RECORDS SUPPLIED:
"""

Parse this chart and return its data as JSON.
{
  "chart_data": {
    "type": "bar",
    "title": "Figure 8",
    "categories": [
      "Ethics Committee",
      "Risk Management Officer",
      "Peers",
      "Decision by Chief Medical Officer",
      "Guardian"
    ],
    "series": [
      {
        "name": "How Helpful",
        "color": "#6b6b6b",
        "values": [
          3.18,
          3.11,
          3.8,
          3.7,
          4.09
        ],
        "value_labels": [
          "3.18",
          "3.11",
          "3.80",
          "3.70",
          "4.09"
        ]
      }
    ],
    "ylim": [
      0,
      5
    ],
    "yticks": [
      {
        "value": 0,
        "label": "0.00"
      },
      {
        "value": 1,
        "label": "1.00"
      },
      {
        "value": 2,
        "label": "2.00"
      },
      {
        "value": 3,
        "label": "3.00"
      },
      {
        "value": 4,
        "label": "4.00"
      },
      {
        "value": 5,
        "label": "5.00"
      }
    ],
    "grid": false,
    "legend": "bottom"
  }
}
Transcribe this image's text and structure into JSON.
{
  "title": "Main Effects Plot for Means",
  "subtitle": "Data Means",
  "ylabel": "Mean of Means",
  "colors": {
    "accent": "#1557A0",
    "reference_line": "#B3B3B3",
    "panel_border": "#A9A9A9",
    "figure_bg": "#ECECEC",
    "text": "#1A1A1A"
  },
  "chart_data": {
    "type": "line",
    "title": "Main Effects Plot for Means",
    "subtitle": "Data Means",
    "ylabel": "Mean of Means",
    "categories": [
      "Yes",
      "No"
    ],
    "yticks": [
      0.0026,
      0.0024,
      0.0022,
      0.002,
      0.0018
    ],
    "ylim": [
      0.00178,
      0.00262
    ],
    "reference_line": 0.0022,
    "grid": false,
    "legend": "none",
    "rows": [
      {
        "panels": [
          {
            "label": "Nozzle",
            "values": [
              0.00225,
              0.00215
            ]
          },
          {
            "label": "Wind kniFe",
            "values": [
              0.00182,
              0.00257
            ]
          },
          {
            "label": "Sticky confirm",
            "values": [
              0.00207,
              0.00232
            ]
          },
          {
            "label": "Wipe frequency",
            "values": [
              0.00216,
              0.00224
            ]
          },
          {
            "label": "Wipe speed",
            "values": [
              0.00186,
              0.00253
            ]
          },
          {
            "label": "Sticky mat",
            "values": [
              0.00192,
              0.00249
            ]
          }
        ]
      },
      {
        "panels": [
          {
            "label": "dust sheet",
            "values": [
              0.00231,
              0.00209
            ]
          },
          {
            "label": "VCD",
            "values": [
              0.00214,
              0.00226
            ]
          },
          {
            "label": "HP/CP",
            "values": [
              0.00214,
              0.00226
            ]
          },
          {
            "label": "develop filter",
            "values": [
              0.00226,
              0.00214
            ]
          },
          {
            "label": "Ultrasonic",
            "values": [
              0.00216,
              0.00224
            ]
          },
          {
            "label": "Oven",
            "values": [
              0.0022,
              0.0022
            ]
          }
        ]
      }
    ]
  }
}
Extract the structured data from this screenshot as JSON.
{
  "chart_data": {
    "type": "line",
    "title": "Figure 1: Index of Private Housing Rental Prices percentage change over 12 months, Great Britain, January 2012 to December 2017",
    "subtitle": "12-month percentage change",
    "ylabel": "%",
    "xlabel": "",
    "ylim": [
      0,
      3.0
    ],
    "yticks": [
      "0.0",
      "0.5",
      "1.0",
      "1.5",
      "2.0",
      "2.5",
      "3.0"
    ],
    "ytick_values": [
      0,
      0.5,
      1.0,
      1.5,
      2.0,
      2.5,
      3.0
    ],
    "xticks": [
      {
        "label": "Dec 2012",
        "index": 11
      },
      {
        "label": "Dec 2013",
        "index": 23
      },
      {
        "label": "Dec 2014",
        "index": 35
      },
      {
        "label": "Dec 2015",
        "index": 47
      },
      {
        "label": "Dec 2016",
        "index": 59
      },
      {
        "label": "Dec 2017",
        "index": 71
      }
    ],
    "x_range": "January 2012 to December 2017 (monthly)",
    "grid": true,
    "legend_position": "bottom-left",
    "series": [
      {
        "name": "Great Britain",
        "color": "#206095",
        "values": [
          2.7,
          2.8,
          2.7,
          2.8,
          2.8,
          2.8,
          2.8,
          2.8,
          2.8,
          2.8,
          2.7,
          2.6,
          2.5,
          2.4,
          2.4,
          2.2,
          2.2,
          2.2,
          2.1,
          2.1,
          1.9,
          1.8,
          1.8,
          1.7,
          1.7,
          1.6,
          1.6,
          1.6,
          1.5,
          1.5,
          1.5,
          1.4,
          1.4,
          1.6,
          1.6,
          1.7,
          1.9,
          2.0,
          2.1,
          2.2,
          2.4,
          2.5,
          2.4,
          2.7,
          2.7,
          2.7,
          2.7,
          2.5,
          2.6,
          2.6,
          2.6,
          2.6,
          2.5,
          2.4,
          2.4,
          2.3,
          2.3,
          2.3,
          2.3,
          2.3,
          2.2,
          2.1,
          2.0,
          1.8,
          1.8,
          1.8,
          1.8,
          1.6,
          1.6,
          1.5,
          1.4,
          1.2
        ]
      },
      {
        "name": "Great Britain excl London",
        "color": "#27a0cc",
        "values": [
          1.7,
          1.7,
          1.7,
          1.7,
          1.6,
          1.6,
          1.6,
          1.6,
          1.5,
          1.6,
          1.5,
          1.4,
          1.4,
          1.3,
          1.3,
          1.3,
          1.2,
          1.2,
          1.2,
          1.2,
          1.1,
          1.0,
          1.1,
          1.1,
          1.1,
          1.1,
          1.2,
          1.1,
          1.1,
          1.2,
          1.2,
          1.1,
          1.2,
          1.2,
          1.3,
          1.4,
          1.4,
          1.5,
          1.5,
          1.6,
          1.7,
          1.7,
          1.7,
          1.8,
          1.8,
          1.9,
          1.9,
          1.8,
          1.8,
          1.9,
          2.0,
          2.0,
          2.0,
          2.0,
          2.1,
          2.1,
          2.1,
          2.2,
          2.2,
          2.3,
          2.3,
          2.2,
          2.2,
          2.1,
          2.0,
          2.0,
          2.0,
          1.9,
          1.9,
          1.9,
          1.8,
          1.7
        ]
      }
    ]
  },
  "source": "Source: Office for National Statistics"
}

"""

Your task is to reproduce all of the records exactly.

ANSWER TO THE TASK:
Parse this chart and return its data as JSON.
{
  "chart_data": {
    "type": "bar",
    "title": "Figure 8",
    "categories": [
      "Ethics Committee",
      "Risk Management Officer",
      "Peers",
      "Decision by Chief Medical Officer",
      "Guardian"
    ],
    "series": [
      {
        "name": "How Helpful",
        "color": "#6b6b6b",
        "values": [
          3.18,
          3.11,
          3.8,
          3.7,
          4.09
        ],
        "value_labels": [
          "3.18",
          "3.11",
          "3.80",
          "3.70",
          "4.09"
        ]
      }
    ],
    "ylim": [
      0,
      5
    ],
    "yticks": [
      {
        "value": 0,
        "label": "0.00"
      },
      {
        "value": 1,
        "label": "1.00"
      },
      {
        "value": 2,
        "label": "2.00"
      },
      {
        "value": 3,
        "label": "3.00"
      },
      {
        "value": 4,
        "label": "4.00"
      },
      {
        "value": 5,
        "label": "5.00"
      }
    ],
    "grid": false,
    "legend": "bottom"
  }
}
Transcribe this image's text and structure into JSON.
{
  "title": "Main Effects Plot for Means",
  "subtitle": "Data Means",
  "ylabel": "Mean of Means",
  "colors": {
    "accent": "#1557A0",
    "reference_line": "#B3B3B3",
    "panel_border": "#A9A9A9",
    "figure_bg": "#ECECEC",
    "text": "#1A1A1A"
  },
  "chart_data": {
    "type": "line",
    "title": "Main Effects Plot for Means",
    "subtitle": "Data Means",
    "ylabel": "Mean of Means",
    "categories": [
      "Yes",
      "No"
    ],
    "yticks": [
      0.0026,
      0.0024,
      0.0022,
      0.002,
      0.0018
    ],
    "ylim": [
      0.00178,
      0.00262
    ],
    "reference_line": 0.0022,
    "grid": false,
    "legend": "none",
    "rows": [
      {
        "panels": [
          {
            "label": "Nozzle",
            "values": [
              0.00225,
              0.00215
            ]
          },
          {
            "label": "Wind kniFe",
            "values": [
              0.00182,
              0.00257
            ]
          },
          {
            "label": "Sticky confirm",
            "values": [
              0.00207,
              0.00232
            ]
          },
          {
            "label": "Wipe frequency",
            "values": [
              0.00216,
              0.00224
            ]
          },
          {
            "label": "Wipe speed",
            "values": [
              0.00186,
              0.00253
            ]
          },
          {
            "label": "Sticky mat",
            "values": [
              0.00192,
              0.00249
            ]
          }
        ]
      },
      {
        "panels": [
          {
            "label": "dust sheet",
            "values": [
              0.00231,
              0.00209
            ]
          },
          {
            "label": "VCD",
            "values": [
              0.00214,
              0.00226
            ]
          },
          {
            "label": "HP/CP",
            "values": [
              0.00214,
              0.00226
            ]
          },
          {
            "label": "develop filter",
            "values": [
              0.00226,
              0.00214
            ]
          },
          {
            "label": "Ultrasonic",
            "values": [
              0.00216,
              0.00224
            ]
          },
          {
            "label": "Oven",
            "values": [
              0.0022,
              0.0022
            ]
          }
        ]
      }
    ]
  }
}
Extract the structured data from this screenshot as JSON.
{
  "chart_data": {
    "type": "line",
    "title": "Figure 1: Index of Private Housing Rental Prices percentage change over 12 months, Great Britain, January 2012 to December 2017",
    "subtitle": "12-month percentage change",
    "ylabel": "%",
    "xlabel": "",
    "ylim": [
      0,
      3.0
    ],
    "yticks": [
      "0.0",
      "0.5",
      "1.0",
      "1.5",
      "2.0",
      "2.5",
      "3.0"
    ],
    "ytick_values": [
      0,
      0.5,
      1.0,
      1.5,
      2.0,
      2.5,
      3.0
    ],
    "xticks": [
      {
        "label": "Dec 2012",
        "index": 11
      },
      {
        "label": "Dec 2013",
        "index": 23
      },
      {
        "label": "Dec 2014",
        "index": 35
      },
      {
        "label": "Dec 2015",
        "index": 47
      },
      {
        "label": "Dec 2016",
        "index": 59
      },
      {
        "label": "Dec 2017",
        "index": 71
      }
    ],
    "x_range": "January 2012 to December 2017 (monthly)",
    "grid": true,
    "legend_position": "bottom-left",
    "series": [
      {
        "name": "Great Britain",
        "color": "#206095",
        "values": [
          2.7,
          2.8,
          2.7,
          2.8,
          2.8,
          2.8,
          2.8,
          2.8,
          2.8,
          2.8,
          2.7,
          2.6,
          2.5,
          2.4,
          2.4,
          2.2,
          2.2,
          2.2,
          2.1,
          2.1,
          1.9,
          1.8,
          1.8,
          1.7,
          1.7,
          1.6,
          1.6,
          1.6,
          1.5,
          1.5,
          1.5,
          1.4,
          1.4,
          1.6,
          1.6,
          1.7,
          1.9,
          2.0,
          2.1,
          2.2,
          2.4,
          2.5,
          2.4,
          2.7,
          2.7,
          2.7,
          2.7,
          2.5,
          2.6,
          2.6,
          2.6,
          2.6,
          2.5,
          2.4,
          2.4,
          2.3,
          2.3,
          2.3,
          2.3,
          2.3,
          2.2,
          2.1,
          2.0,
          1.8,
          1.8,
          1.8,
          1.8,
          1.6,
          1.6,
          1.5,
          1.4,
          1.2
        ]
      },
      {
        "name": "Great Britain excl London",
        "color": "#27a0cc",
        "values": [
          1.7,
          1.7,
          1.7,
          1.7,
          1.6,
          1.6,
          1.6,
          1.6,
          1.5,
          1.6,
          1.5,
          1.4,
          1.4,
          1.3,
          1.3,
          1.3,
          1.2,
          1.2,
          1.2,
          1.2,
          1.1,
          1.0,
          1.1,
          1.1,
          1.1,
          1.1,
          1.2,
          1.1,
          1.1,
          1.2,
          1.2,
          1.1,
          1.2,
          1.2,
          1.3,
          1.4,
          1.4,
          1.5,
          1.5,
          1.6,
          1.7,
          1.7,
          1.7,
          1.8,
          1.8,
          1.9,
          1.9,
          1.8,
          1.8,
          1.9,
          2.0,
          2.0,
          2.0,
          2.0,
          2.1,
          2.1,
          2.1,
          2.2,
          2.2,
          2.3,
          2.3,
          2.2,
          2.2,
          2.1,
          2.0,
          2.0,
          2.0,
          1.9,
          1.9,
          1.9,
          1.8,
          1.7
        ]
      }
    ]
  },
  "source": "Source: Office for National Statistics"
}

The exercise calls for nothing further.